> [Data entries]
-- BEGIN --

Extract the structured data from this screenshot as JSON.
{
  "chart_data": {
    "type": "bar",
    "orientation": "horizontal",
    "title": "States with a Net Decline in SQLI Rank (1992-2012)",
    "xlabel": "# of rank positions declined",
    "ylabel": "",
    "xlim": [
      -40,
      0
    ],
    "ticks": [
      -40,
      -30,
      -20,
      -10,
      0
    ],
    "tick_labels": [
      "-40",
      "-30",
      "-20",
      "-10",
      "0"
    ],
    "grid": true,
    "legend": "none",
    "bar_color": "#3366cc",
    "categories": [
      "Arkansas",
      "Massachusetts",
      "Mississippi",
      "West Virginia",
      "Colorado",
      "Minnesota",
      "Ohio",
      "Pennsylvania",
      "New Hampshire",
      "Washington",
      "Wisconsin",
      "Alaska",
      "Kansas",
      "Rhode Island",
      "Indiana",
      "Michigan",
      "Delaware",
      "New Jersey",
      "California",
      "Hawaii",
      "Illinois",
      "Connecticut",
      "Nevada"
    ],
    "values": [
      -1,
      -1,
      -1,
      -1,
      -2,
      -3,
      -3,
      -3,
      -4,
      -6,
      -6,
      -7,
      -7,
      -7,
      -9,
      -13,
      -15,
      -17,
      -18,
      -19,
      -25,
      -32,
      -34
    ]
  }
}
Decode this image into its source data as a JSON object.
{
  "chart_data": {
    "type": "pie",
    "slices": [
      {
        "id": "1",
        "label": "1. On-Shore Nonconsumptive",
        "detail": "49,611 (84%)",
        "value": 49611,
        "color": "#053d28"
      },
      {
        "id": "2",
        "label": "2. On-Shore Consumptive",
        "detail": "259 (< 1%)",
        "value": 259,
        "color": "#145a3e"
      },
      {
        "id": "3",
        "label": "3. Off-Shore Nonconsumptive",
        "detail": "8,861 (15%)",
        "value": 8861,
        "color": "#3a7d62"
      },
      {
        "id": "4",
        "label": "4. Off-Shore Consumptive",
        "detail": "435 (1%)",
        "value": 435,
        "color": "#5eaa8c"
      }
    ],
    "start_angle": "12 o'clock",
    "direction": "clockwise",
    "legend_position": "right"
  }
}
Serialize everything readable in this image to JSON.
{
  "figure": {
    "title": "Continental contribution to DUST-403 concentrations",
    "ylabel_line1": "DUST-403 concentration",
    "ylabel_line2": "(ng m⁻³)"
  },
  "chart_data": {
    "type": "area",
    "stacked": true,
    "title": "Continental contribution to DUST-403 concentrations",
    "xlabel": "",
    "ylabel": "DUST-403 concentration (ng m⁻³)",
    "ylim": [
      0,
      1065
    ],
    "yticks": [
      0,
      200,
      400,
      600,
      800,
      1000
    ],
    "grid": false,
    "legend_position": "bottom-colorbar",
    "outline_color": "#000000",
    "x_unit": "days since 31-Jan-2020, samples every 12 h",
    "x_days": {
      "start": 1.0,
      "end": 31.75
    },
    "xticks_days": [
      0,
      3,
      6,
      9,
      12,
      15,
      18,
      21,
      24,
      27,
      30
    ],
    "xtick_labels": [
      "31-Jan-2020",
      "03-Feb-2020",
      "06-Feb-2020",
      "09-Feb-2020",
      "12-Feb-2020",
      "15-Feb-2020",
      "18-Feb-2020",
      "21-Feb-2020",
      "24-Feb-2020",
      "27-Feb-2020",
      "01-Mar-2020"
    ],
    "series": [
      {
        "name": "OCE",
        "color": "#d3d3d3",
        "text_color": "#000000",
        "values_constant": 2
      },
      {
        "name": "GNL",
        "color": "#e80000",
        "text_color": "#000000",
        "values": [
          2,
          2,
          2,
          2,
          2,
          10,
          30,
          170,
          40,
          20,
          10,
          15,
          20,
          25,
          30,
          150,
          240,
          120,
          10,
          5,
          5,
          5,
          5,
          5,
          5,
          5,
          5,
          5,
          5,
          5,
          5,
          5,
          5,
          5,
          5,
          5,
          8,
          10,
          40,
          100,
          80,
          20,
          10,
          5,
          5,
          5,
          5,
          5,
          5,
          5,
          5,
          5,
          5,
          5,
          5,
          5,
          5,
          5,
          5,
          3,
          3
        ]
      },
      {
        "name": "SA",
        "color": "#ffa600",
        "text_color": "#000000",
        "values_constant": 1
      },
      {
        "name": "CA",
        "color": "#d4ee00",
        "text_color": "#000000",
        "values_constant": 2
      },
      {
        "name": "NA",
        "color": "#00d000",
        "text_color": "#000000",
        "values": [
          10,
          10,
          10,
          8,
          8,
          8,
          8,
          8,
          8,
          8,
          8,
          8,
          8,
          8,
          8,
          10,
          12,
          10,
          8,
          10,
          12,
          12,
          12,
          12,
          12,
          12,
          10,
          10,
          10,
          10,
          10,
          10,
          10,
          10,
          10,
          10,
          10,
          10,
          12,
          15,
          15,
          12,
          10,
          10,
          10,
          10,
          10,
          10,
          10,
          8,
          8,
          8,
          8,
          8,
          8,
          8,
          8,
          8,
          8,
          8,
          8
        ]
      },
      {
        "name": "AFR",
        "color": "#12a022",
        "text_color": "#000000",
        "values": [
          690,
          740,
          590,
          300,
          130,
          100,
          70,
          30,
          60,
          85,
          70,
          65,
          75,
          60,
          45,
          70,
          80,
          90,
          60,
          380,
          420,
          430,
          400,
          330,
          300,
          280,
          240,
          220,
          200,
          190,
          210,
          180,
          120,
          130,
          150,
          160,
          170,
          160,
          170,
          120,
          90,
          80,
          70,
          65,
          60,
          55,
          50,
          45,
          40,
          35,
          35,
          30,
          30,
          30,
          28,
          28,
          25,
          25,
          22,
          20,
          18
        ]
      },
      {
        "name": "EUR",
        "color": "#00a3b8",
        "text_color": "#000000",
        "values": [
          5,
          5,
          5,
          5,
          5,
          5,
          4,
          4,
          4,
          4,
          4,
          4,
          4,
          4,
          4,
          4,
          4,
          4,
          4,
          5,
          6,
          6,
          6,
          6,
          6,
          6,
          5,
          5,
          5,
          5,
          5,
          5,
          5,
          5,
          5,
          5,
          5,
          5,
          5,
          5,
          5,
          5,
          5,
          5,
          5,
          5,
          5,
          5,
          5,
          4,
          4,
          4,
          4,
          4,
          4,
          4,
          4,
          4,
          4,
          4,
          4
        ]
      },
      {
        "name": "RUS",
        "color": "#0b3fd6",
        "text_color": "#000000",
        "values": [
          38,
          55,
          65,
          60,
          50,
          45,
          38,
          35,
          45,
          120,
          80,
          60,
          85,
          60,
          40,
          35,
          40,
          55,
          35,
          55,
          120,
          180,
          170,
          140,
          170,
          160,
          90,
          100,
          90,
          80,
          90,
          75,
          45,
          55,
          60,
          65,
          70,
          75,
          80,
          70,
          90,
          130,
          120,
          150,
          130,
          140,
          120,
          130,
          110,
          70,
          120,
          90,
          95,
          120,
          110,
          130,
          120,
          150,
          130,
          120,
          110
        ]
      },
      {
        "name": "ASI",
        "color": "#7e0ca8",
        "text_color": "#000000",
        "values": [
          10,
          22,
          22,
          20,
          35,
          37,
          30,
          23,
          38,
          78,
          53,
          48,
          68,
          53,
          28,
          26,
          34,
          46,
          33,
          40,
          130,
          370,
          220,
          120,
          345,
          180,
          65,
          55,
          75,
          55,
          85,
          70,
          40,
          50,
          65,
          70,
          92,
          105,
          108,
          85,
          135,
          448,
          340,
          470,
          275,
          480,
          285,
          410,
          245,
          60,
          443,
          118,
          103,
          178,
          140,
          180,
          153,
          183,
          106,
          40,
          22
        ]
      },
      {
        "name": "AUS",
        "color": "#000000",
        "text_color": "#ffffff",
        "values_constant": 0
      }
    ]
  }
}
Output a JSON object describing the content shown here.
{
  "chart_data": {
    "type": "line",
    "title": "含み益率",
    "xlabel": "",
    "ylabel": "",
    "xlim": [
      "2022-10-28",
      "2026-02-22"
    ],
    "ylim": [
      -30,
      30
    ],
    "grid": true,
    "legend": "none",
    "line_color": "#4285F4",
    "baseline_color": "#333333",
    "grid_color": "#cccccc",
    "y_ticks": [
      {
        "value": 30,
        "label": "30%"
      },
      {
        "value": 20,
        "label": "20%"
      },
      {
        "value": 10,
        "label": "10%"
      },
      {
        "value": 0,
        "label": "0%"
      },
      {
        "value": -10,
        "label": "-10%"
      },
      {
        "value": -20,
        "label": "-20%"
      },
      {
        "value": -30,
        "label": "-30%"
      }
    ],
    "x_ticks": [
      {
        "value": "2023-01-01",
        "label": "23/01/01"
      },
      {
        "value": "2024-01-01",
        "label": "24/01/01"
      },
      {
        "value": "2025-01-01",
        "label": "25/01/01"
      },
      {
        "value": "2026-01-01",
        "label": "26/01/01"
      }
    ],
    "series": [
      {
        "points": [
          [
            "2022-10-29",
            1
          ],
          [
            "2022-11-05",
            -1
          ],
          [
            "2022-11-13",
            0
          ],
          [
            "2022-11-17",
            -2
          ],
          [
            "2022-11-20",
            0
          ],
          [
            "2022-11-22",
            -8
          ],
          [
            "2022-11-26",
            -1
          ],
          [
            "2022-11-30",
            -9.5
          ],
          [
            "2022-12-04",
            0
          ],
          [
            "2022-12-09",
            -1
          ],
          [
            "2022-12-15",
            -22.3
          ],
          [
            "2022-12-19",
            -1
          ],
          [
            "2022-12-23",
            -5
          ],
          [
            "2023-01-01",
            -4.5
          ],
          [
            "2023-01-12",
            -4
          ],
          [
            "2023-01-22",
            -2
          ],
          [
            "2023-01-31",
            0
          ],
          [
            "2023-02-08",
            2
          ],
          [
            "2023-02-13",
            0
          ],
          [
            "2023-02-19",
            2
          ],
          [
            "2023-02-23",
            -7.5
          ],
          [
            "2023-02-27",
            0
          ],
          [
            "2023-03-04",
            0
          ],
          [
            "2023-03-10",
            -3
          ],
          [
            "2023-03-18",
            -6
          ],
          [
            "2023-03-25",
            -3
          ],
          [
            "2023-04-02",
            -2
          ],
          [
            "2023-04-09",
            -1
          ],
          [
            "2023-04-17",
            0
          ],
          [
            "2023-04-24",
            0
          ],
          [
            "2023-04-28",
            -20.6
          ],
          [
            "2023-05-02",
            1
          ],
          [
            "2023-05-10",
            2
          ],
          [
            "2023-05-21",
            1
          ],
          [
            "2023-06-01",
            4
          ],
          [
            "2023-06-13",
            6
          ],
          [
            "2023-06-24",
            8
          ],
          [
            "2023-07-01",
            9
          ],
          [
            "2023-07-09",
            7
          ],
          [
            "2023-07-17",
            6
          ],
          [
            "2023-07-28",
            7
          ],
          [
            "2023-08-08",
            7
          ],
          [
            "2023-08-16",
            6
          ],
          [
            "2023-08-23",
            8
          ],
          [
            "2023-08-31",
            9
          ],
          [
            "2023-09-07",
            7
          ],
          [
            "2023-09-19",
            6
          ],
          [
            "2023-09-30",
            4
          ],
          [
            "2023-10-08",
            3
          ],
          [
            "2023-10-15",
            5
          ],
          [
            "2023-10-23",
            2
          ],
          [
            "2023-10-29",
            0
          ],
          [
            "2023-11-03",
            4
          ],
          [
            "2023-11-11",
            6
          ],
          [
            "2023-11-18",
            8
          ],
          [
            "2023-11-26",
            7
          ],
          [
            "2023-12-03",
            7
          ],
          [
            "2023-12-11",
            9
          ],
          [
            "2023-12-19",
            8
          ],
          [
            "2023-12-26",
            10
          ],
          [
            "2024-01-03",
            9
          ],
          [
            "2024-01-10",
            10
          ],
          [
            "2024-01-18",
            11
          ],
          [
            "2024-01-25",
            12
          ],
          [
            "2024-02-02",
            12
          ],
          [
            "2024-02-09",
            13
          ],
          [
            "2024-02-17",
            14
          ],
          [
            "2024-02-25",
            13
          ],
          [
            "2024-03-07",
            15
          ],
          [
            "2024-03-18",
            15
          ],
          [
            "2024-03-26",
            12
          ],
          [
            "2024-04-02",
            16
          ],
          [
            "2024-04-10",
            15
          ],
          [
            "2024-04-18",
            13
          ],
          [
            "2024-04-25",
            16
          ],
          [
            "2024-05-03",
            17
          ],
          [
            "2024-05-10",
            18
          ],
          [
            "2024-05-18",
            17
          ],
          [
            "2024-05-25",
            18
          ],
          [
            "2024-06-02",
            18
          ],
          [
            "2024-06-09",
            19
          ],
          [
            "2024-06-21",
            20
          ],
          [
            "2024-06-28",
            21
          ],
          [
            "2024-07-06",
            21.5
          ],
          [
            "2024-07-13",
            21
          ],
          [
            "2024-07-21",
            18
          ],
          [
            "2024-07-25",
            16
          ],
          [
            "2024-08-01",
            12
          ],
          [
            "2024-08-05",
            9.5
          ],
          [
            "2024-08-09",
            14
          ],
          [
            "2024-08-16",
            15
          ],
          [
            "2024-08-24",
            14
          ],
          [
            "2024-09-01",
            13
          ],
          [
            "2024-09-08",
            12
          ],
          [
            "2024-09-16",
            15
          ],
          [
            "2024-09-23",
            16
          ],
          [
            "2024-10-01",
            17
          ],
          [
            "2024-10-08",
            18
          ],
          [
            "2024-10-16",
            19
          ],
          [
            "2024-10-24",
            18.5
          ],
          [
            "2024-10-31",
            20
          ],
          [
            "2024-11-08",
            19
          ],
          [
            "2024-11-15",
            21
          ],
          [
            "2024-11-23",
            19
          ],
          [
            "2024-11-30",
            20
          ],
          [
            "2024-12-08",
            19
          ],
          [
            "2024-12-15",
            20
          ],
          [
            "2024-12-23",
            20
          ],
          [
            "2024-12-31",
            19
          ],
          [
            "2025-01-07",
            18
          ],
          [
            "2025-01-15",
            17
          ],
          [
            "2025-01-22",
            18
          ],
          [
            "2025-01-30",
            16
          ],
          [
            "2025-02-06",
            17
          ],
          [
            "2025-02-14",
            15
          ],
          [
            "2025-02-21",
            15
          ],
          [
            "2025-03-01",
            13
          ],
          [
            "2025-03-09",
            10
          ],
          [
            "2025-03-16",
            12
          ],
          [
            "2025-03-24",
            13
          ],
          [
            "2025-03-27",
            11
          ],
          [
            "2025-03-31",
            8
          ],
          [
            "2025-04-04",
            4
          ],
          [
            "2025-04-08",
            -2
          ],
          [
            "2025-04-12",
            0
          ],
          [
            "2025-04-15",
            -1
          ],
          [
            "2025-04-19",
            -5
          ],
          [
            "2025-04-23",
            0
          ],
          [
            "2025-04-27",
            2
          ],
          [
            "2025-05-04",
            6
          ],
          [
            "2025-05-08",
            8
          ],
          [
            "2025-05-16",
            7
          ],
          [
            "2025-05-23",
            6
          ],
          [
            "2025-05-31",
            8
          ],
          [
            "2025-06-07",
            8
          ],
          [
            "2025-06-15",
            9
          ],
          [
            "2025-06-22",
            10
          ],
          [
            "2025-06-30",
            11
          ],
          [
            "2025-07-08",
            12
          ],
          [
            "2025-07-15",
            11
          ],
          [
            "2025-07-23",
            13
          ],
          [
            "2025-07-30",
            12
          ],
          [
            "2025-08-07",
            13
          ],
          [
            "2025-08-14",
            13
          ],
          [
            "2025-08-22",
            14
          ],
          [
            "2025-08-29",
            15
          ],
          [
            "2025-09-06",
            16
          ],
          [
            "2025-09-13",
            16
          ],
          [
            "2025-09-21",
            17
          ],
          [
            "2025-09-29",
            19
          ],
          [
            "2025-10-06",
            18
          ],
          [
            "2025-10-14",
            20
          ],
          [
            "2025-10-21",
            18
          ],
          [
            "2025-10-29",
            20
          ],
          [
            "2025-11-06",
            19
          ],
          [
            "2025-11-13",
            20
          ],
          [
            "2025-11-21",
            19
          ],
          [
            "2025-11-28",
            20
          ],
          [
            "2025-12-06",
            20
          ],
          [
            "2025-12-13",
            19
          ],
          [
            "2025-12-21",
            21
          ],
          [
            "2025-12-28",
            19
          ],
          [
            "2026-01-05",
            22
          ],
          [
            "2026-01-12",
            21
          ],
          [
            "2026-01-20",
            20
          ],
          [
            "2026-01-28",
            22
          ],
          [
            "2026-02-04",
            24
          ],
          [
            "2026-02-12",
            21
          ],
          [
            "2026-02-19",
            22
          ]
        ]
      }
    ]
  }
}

-- END --

> [Directions]
Copy out every line from the records that has the word "type".

> [Reply to the task]
    "type": "bar",
    "type": "pie",
    "type": "area",
    "type": "line",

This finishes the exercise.